◆ To be done ◆
Every line holding the word "Wojtka" counts once. Give the total, nothing more.

◆ Dataset content ◆
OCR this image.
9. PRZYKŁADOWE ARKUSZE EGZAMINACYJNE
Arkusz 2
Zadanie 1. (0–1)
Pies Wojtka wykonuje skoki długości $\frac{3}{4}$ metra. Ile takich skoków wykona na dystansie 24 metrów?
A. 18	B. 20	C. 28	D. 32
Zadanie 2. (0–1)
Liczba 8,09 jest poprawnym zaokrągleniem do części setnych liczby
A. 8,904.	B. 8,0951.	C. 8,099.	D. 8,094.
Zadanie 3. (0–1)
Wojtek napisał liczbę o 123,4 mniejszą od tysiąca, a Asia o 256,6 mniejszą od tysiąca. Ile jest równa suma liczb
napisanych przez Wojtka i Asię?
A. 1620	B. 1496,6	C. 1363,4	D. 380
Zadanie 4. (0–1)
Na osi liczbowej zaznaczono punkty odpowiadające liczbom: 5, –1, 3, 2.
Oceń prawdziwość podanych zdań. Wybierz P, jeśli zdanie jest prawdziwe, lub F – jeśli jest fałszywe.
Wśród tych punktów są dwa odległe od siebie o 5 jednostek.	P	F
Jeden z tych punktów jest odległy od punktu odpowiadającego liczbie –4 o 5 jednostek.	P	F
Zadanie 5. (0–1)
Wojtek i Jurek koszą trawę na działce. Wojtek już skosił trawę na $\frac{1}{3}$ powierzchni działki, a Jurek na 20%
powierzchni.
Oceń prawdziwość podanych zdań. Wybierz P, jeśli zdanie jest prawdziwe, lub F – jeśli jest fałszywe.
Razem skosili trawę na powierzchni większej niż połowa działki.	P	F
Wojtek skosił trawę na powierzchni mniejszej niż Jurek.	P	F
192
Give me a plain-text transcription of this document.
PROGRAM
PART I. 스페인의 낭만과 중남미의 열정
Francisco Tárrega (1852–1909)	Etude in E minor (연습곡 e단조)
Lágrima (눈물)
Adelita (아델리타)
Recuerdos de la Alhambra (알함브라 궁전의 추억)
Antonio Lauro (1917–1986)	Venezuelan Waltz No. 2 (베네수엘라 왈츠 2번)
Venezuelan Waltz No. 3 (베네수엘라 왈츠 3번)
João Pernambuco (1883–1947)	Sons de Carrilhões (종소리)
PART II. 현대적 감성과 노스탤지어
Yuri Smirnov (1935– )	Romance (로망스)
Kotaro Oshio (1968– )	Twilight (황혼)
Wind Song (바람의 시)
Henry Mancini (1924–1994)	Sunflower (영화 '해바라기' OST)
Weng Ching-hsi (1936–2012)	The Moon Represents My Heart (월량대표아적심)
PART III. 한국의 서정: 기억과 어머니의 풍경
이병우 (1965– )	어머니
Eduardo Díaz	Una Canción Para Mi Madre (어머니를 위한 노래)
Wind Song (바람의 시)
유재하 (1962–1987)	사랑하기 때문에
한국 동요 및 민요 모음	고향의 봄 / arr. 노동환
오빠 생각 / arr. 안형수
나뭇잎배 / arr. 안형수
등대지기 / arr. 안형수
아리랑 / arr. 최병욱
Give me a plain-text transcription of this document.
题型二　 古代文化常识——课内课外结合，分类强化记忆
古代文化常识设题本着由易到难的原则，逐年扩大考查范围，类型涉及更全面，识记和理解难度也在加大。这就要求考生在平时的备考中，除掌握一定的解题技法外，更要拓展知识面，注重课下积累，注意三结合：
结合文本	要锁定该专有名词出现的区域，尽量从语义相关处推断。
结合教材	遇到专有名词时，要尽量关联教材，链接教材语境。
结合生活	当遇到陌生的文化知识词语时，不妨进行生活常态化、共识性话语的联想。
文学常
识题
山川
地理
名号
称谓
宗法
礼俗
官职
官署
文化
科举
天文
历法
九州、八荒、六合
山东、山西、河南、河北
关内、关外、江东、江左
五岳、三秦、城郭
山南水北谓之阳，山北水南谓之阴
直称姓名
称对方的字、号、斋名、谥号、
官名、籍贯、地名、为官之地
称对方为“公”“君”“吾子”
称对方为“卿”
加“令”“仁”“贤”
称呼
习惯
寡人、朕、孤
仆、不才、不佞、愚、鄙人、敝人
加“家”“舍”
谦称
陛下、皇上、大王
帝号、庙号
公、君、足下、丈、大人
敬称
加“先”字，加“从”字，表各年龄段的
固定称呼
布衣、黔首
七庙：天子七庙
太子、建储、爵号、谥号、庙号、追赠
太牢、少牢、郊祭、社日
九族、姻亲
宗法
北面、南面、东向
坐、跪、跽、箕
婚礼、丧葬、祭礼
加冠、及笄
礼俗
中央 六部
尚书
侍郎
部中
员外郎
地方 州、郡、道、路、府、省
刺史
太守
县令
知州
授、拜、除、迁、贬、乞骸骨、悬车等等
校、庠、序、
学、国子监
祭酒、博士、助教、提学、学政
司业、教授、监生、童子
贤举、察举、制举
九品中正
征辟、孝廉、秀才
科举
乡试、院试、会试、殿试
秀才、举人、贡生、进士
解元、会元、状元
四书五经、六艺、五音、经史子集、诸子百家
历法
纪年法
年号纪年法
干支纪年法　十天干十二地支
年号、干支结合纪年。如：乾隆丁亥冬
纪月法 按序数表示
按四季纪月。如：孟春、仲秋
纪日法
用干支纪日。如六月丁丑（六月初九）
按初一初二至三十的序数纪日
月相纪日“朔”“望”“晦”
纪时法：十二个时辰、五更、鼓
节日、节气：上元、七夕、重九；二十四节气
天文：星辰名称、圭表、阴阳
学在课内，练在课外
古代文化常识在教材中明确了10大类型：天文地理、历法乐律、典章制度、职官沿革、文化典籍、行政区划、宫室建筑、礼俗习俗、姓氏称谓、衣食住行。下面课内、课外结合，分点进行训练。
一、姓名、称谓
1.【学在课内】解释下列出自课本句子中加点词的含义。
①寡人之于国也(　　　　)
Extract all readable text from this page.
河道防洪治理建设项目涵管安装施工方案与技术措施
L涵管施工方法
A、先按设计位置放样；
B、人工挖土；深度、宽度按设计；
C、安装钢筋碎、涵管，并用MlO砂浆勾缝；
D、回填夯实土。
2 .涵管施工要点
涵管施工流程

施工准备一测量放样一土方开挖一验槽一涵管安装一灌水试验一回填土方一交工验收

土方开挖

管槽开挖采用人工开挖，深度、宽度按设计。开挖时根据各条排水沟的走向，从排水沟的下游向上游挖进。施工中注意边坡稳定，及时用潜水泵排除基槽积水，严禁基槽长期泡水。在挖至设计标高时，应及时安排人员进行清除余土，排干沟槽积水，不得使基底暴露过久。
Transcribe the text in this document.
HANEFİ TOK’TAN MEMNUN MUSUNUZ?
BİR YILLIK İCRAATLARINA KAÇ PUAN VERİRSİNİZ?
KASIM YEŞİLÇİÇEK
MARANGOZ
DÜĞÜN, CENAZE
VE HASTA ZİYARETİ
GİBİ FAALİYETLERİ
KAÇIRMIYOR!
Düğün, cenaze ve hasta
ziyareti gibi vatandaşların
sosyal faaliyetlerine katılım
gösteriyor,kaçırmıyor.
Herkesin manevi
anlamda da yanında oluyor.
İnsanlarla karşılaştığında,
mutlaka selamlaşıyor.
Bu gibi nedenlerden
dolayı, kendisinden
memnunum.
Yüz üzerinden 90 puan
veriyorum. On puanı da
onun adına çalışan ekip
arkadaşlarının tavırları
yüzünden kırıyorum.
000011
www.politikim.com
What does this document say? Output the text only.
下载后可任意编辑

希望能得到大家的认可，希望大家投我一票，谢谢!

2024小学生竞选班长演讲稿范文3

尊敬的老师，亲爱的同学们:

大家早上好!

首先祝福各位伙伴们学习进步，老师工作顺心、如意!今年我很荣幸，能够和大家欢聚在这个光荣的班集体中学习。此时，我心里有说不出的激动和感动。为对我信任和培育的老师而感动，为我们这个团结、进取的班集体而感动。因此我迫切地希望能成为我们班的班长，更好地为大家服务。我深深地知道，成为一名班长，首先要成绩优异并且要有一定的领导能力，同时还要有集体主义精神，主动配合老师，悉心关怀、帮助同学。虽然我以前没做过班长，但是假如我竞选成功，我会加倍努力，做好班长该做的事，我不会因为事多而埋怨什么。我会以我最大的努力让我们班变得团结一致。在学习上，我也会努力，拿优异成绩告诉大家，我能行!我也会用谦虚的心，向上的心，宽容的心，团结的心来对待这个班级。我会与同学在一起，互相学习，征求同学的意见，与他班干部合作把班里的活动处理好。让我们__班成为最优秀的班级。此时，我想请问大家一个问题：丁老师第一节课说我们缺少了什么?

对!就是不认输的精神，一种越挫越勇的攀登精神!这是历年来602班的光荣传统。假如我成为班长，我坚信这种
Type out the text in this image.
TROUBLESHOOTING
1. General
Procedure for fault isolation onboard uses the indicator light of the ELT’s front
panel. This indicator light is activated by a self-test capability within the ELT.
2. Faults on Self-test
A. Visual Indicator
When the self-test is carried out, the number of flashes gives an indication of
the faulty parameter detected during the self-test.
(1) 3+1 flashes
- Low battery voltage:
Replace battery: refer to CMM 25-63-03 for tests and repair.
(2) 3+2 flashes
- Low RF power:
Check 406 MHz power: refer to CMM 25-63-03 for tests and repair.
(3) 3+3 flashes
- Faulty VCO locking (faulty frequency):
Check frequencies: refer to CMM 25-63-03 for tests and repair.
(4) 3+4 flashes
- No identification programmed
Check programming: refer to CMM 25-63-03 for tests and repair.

◆ Task answer ◆
2